• WRITTEN REQUEST
Beginning with the line in which "Give me a plain-text" appears, transcribe each line word for word until the records end. Do not include pictures.

• WORKING DATA
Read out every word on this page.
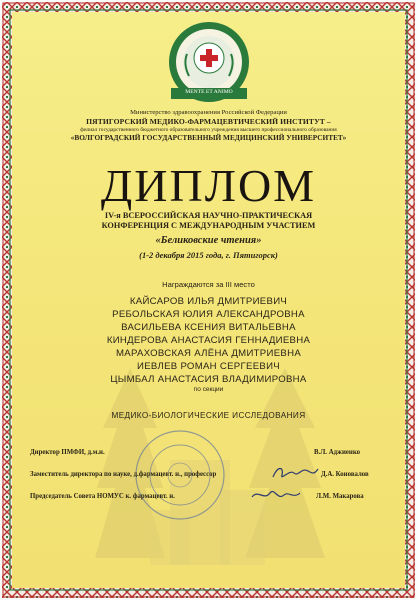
MENTE ET ANIMO
Министерство здравоохранения Российской Федерации
ПЯТИГОРСКИЙ МЕДИКО-ФАРМАЦЕВТИЧЕСКИЙ ИНСТИТУТ –
филиал государственного бюджетного образовательного учреждения высшего профессионального образования
«ВОЛГОГРАДСКИЙ ГОСУДАРСТВЕННЫЙ МЕДИЦИНСКИЙ УНИВЕРСИТЕТ»
ДИПЛОМ
IV-я ВСЕРОССИЙСКАЯ НАУЧНО-ПРАКТИЧЕСКАЯ
КОНФЕРЕНЦИЯ С МЕЖДУНАРОДНЫМ УЧАСТИЕМ
«Беликовские чтения»
(1-2 декабря 2015 года, г. Пятигорск)
Награждаются за III место
КАЙСАРОВ ИЛЬЯ ДМИТРИЕВИЧ
РЕБОЛЬСКАЯ ЮЛИЯ АЛЕКСАНДРОВНА
ВАСИЛЬЕВА КСЕНИЯ ВИТАЛЬЕВНА
КИНДЕРОВА АНАСТАСИЯ ГЕННАДИЕВНА
МАРАХОВСКАЯ АЛЁНА ДМИТРИЕВНА
ИЕВЛЕВ РОМАН СЕРГЕЕВИЧ
ЦЫМБАЛ АНАСТАСИЯ ВЛАДИМИРОВНА
по секции
МЕДИКО-БИОЛОГИЧЕСКИЕ ИССЛЕДОВАНИЯ
Директор ПМФИ, д.м.н.	В.Л. Аджиенко
Заместитель директора по науке, д.фармацевт. н., профессор	Д.А. Коновалов
Председатель Совета НОМУС к. фармацевт. н.	Л.М. Макарова
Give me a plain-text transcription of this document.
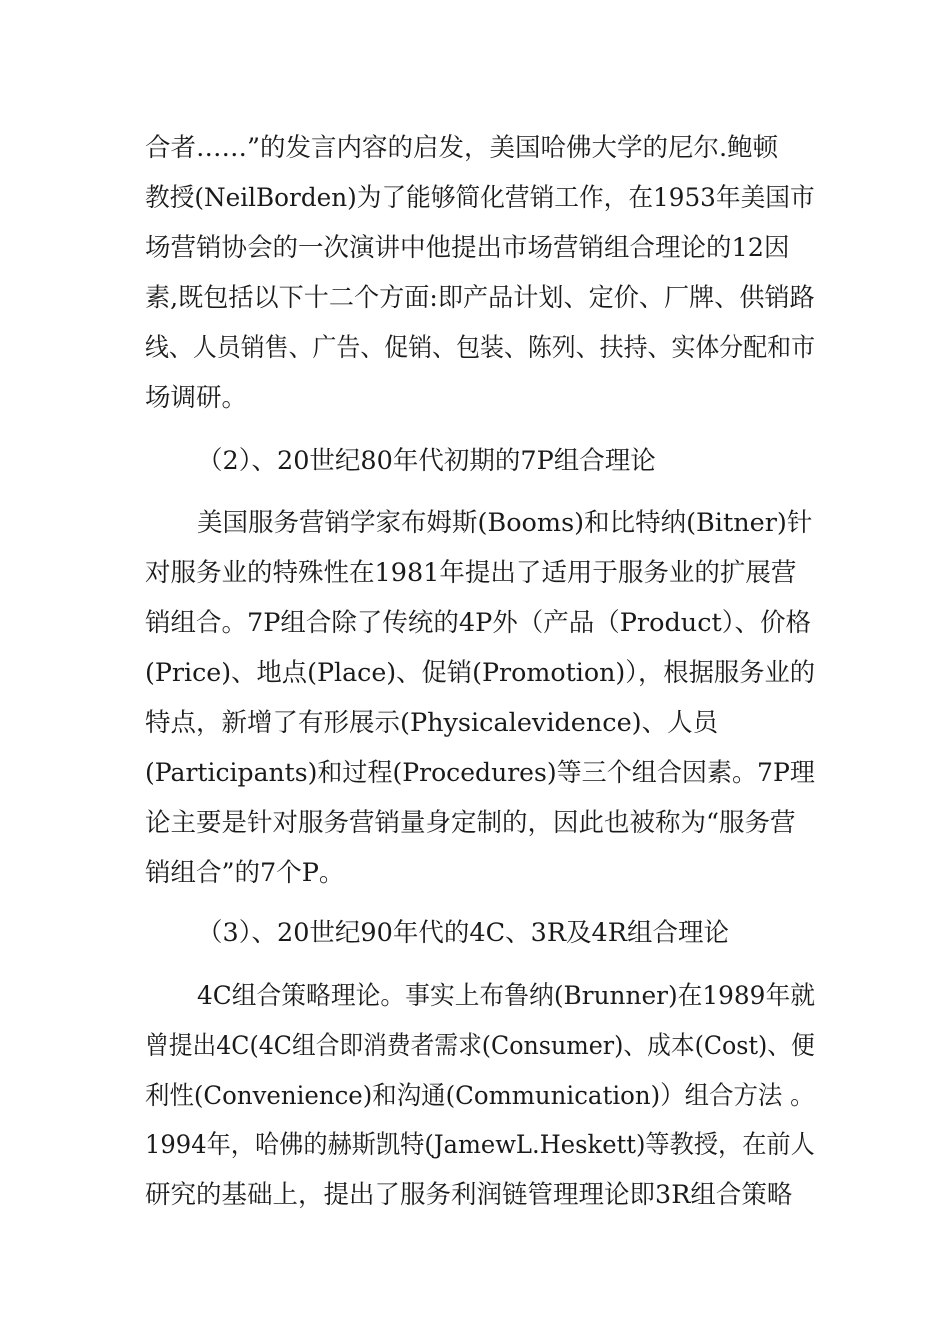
合者……”的发言内容的启发，美国哈佛大学的尼尔.鲍顿
教授(NeilBorden)为了能够简化营销工作，在1953年美国市
场营销协会的一次演讲中他提出市场营销组合理论的12因
素,既包括以下十二个方面:即产品计划、定价、厂牌、供销路
线、人员销售、广告、促销、包装、陈列、扶持、实体分配和市
场调研。
（2）、20世纪80年代初期的7P组合理论
美国服务营销学家布姆斯(Booms)和比特纳(Bitner)针
对服务业的特殊性在1981年提出了适用于服务业的扩展营
销组合。7P组合除了传统的4P外（产品（Product）、价格
(Price)、地点(Place)、促销(Promotion)），根据服务业的
特点，新增了有形展示(Physicalevidence)、人员
(Participants)和过程(Procedures)等三个组合因素。7P理
论主要是针对服务营销量身定制的，因此也被称为“服务营
销组合”的7个P。
（3）、20世纪90年代的4C、3R及4R组合理论
4C组合策略理论。事实上布鲁纳(Brunner)在1989年就
曾提出4C(4C组合即消费者需求(Consumer)、成本(Cost)、便
利性(Convenience)和沟通(Communication)）组合方法 。
1994年，哈佛的赫斯凯特(JamewL.Heskett)等教授，在前人
研究的基础上，提出了服务利润链管理理论即3R组合策略
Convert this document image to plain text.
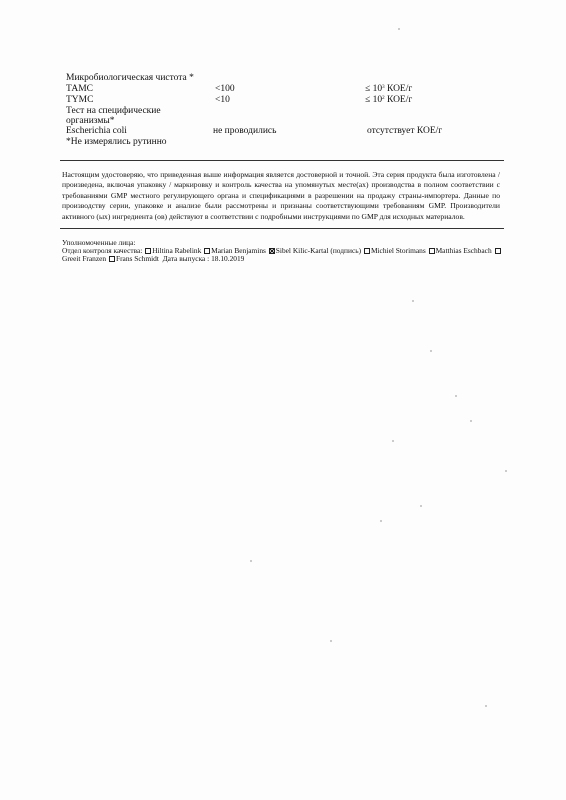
Микробиологическая чистота *
ТАМС	<100	≤ $10^3$ КОЕ/г
ТYМС	<10	≤ $10^2$ КОЕ/г
Тест на специфические
организмы*
Escherichia coli	не проводились	отсутствует КОЕ/г
*Не измерялись рутинно
Настоящим удостоверяю, что приведенная выше информация является достоверной и точной. Эта серия продукта была изготовлена / произведена, включая упаковку / маркировку и контроль качества на упомянутых месте(ах) производства в полном соответствии с требованиями GMP местного регулирующего органа и спецификациями в разрешении на продажу страны-импортера. Данные по производству серии, упаковке и анализе были рассмотрены и признаны соответствующими требованиям GMP. Производители активного (ых) ингредиента (ов) действуют в соответствии с подробными инструкциями по GMP для исходных материалов.
Уполномоченные лица:
Отдел контроля качества: Hiltina Rabelink Marian Benjamins Sibel Kilic-Kartal (подпись) Michiel Storimans Matthias Eschbach
Greeit Franzen Frans Schmidt Дата выпуска : 18.10.2019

• OUTPUT
Give me a plain-text transcription of this document.
合者……”的发言内容的启发，美国哈佛大学的尼尔.鲍顿
教授(NeilBorden)为了能够简化营销工作，在1953年美国市
场营销协会的一次演讲中他提出市场营销组合理论的12因
素,既包括以下十二个方面:即产品计划、定价、厂牌、供销路
线、人员销售、广告、促销、包装、陈列、扶持、实体分配和市
场调研。
（2）、20世纪80年代初期的7P组合理论
美国服务营销学家布姆斯(Booms)和比特纳(Bitner)针
对服务业的特殊性在1981年提出了适用于服务业的扩展营
销组合。7P组合除了传统的4P外（产品（Product）、价格
(Price)、地点(Place)、促销(Promotion)），根据服务业的
特点，新增了有形展示(Physicalevidence)、人员
(Participants)和过程(Procedures)等三个组合因素。7P理
论主要是针对服务营销量身定制的，因此也被称为“服务营
销组合”的7个P。
（3）、20世纪90年代的4C、3R及4R组合理论
4C组合策略理论。事实上布鲁纳(Brunner)在1989年就
曾提出4C(4C组合即消费者需求(Consumer)、成本(Cost)、便
利性(Convenience)和沟通(Communication)）组合方法 。
1994年，哈佛的赫斯凯特(JamewL.Heskett)等教授，在前人
研究的基础上，提出了服务利润链管理理论即3R组合策略
Convert this document image to plain text.
Микробиологическая чистота *
ТАМС	<100	≤ $10^3$ КОЕ/г
ТYМС	<10	≤ $10^2$ КОЕ/г
Тест на специфические
организмы*
Escherichia coli	не проводились	отсутствует КОЕ/г
*Не измерялись рутинно
Настоящим удостоверяю, что приведенная выше информация является достоверной и точной. Эта серия продукта была изготовлена / произведена, включая упаковку / маркировку и контроль качества на упомянутых месте(ах) производства в полном соответствии с требованиями GMP местного регулирующего органа и спецификациями в разрешении на продажу страны-импортера. Данные по производству серии, упаковке и анализе были рассмотрены и признаны соответствующими требованиям GMP. Производители активного (ых) ингредиента (ов) действуют в соответствии с подробными инструкциями по GMP для исходных материалов.
Уполномоченные лица:
Отдел контроля качества: Hiltina Rabelink Marian Benjamins Sibel Kilic-Kartal (подпись) Michiel Storimans Matthias Eschbach
Greeit Franzen Frans Schmidt Дата выпуска : 18.10.2019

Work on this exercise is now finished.